_Exercise task_: Return all lines that include the string "Force".

Dataset entries on figures:
※ ※ ※

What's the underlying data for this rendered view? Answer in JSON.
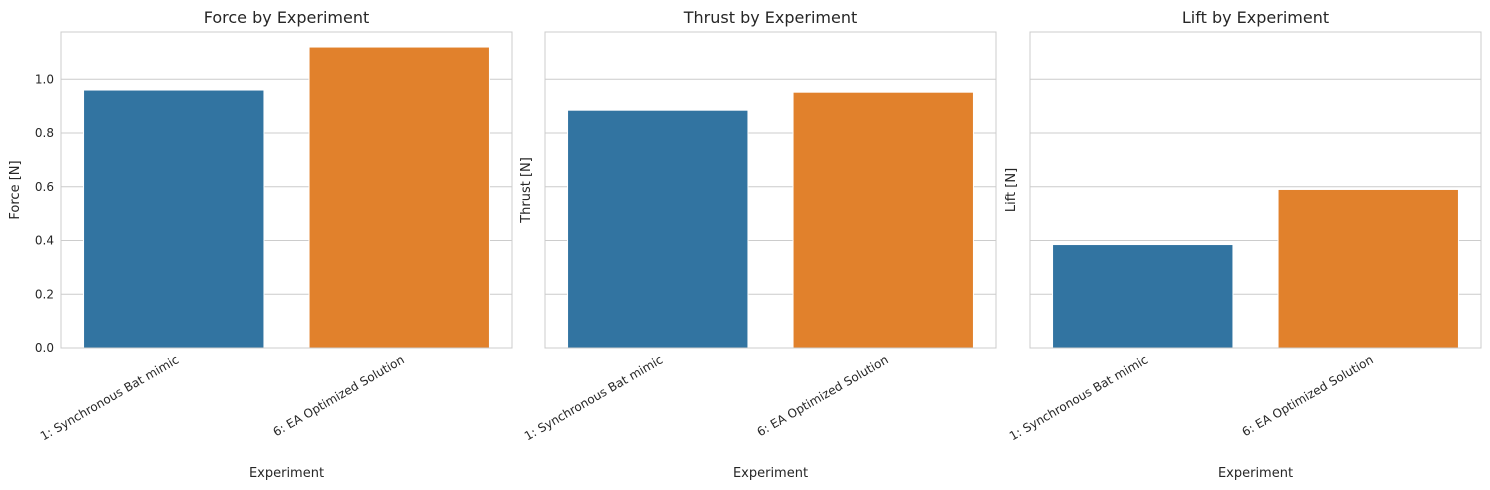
{
  "chart_data": [
    {
      "type": "bar",
      "title": "Force by Experiment",
      "xlabel": "Experiment",
      "ylabel": "Force [N]",
      "categories": [
        "1: Synchronous Bat mimic",
        "6: EA Optimized Solution"
      ],
      "values": [
        0.96,
        1.12
      ],
      "colors": [
        "#3274a1",
        "#e1812c"
      ],
      "ylim": [
        0,
        1.176
      ],
      "yticks": [
        "0.0",
        "0.2",
        "0.4",
        "0.6",
        "0.8",
        "1.0"
      ],
      "grid": true
    },
    {
      "type": "bar",
      "title": "Thrust by Experiment",
      "xlabel": "Experiment",
      "ylabel": "Thrust [N]",
      "categories": [
        "1: Synchronous Bat mimic",
        "6: EA Optimized Solution"
      ],
      "values": [
        0.885,
        0.952
      ],
      "colors": [
        "#3274a1",
        "#e1812c"
      ],
      "ylim": [
        0,
        1.176
      ],
      "yticks": [],
      "grid": true
    },
    {
      "type": "bar",
      "title": "Lift by Experiment",
      "xlabel": "Experiment",
      "ylabel": "Lift [N]",
      "categories": [
        "1: Synchronous Bat mimic",
        "6: EA Optimized Solution"
      ],
      "values": [
        0.385,
        0.59
      ],
      "colors": [
        "#3274a1",
        "#e1812c"
      ],
      "ylim": [
        0,
        1.176
      ],
      "yticks": [],
      "grid": true
    }
  ]
}
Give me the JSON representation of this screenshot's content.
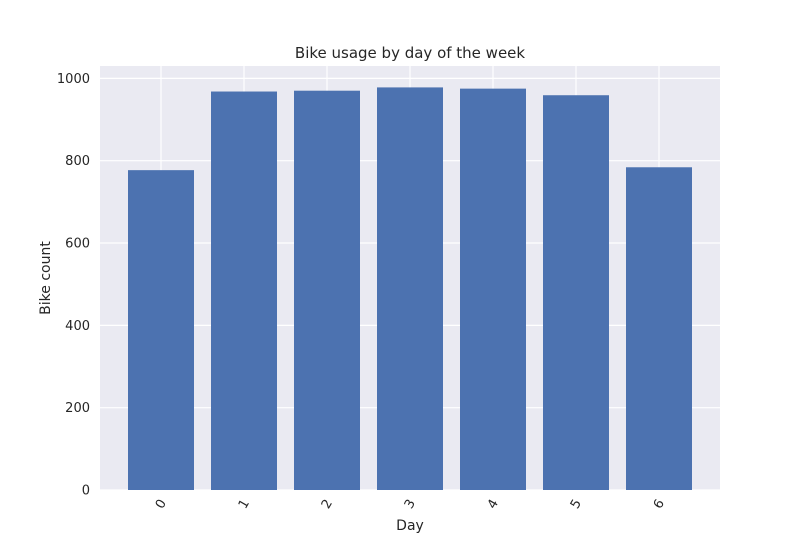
{
  "chart_data": {
    "type": "bar",
    "title": "Bike usage by day of the week",
    "xlabel": "Day",
    "ylabel": "Bike count",
    "categories": [
      "0",
      "1",
      "2",
      "3",
      "4",
      "5",
      "6"
    ],
    "values": [
      777,
      968,
      970,
      978,
      975,
      959,
      784
    ],
    "ylim": [
      0,
      1030
    ],
    "yticks": [
      0,
      200,
      400,
      600,
      800,
      1000
    ],
    "ytick_labels": [
      "0",
      "200",
      "400",
      "600",
      "800",
      "1000"
    ],
    "xtick_rotation_deg": 60,
    "grid": true,
    "legend": "none",
    "colors": {
      "bar": "#4c72b0",
      "plot_background": "#eaeaf2",
      "grid": "#ffffff",
      "text": "#262626"
    }
  }
}
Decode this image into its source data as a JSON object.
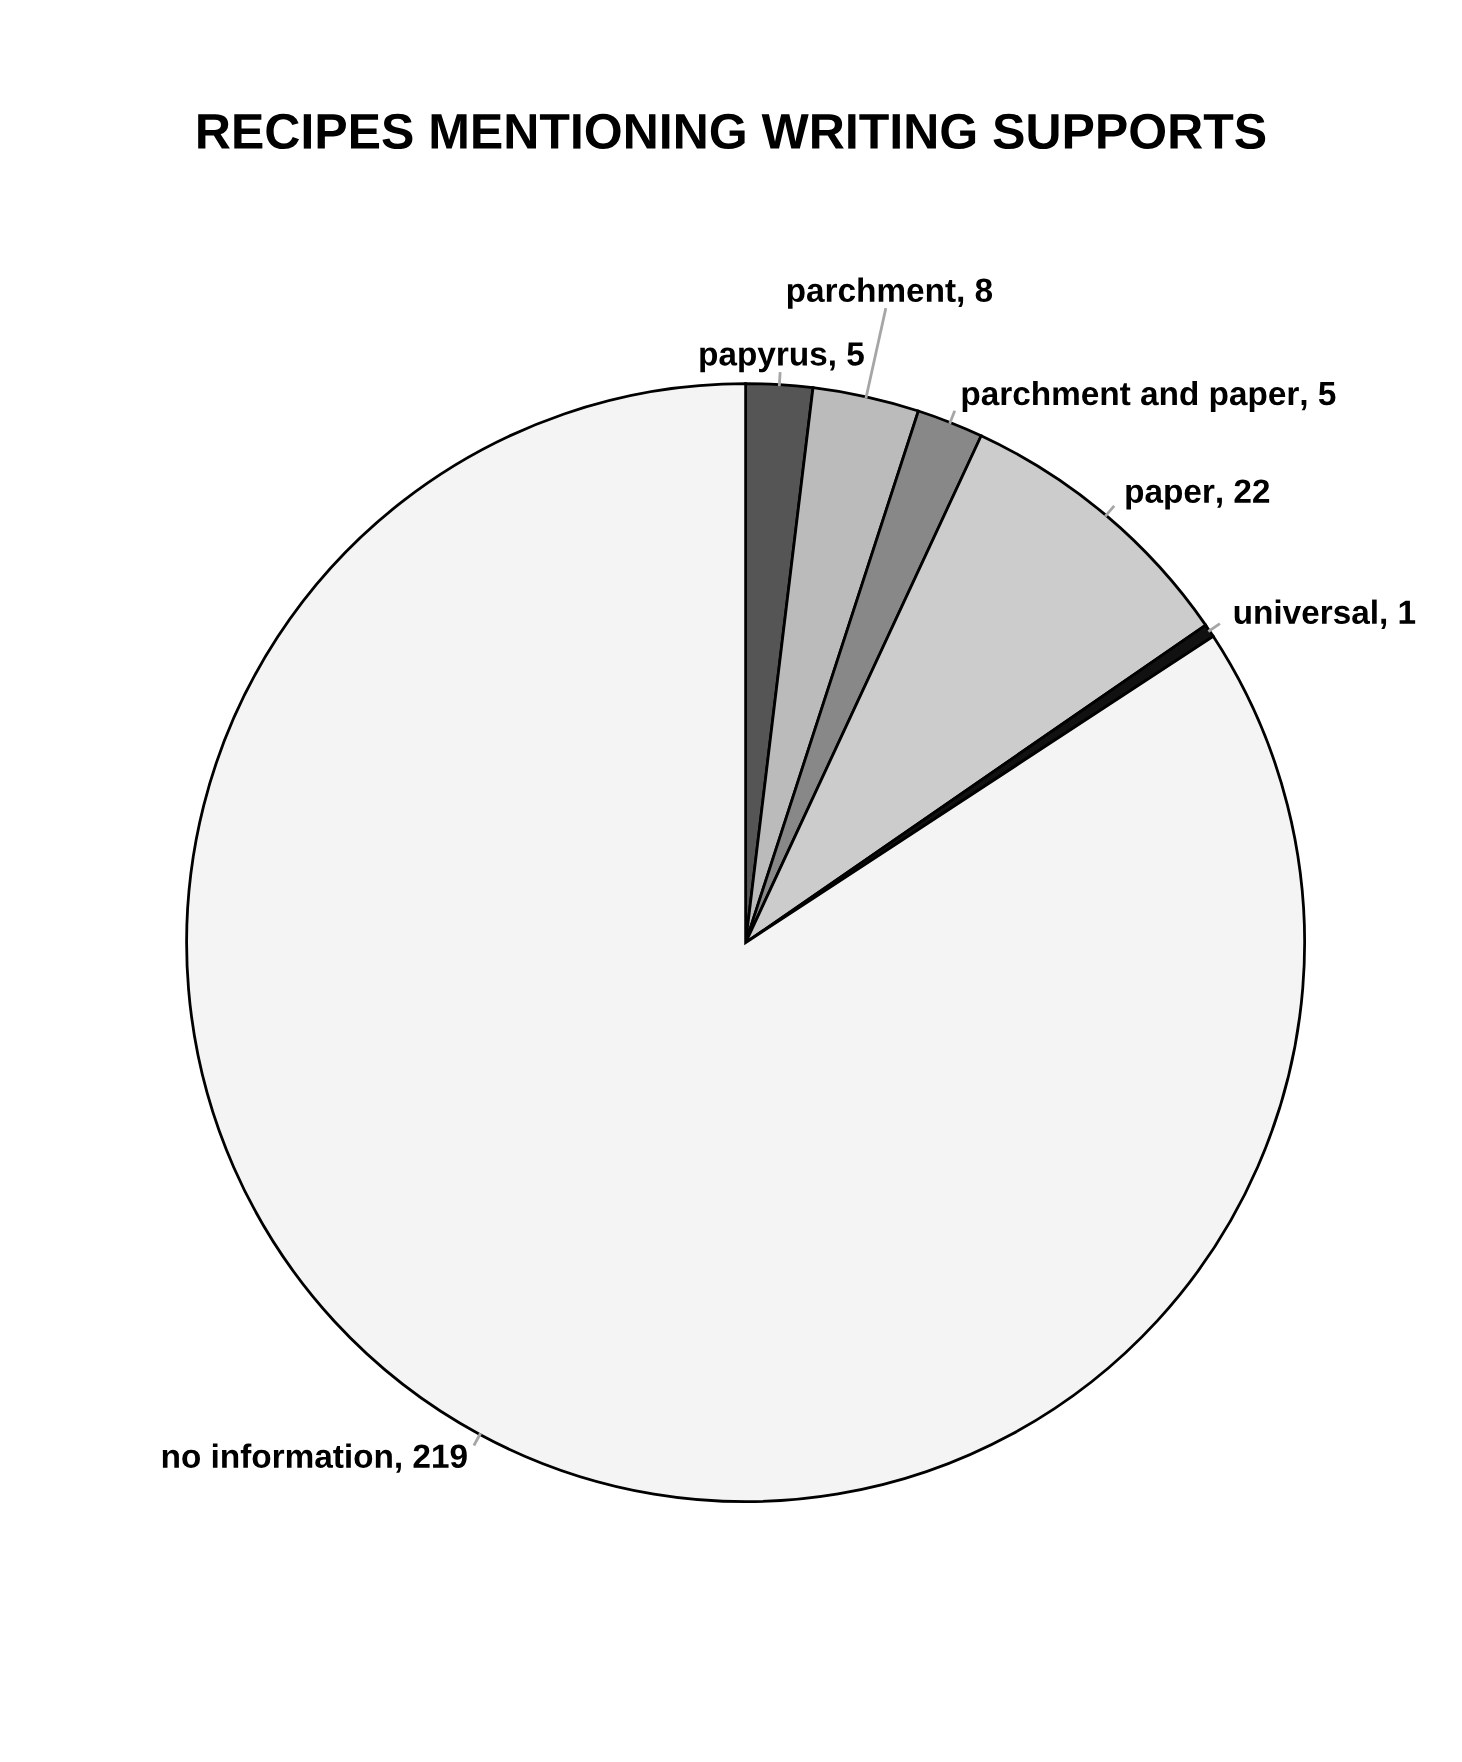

※ ※ ※

_Solution to this task_:
      "title": "Force by Experiment",
      "ylabel": "Force [N]",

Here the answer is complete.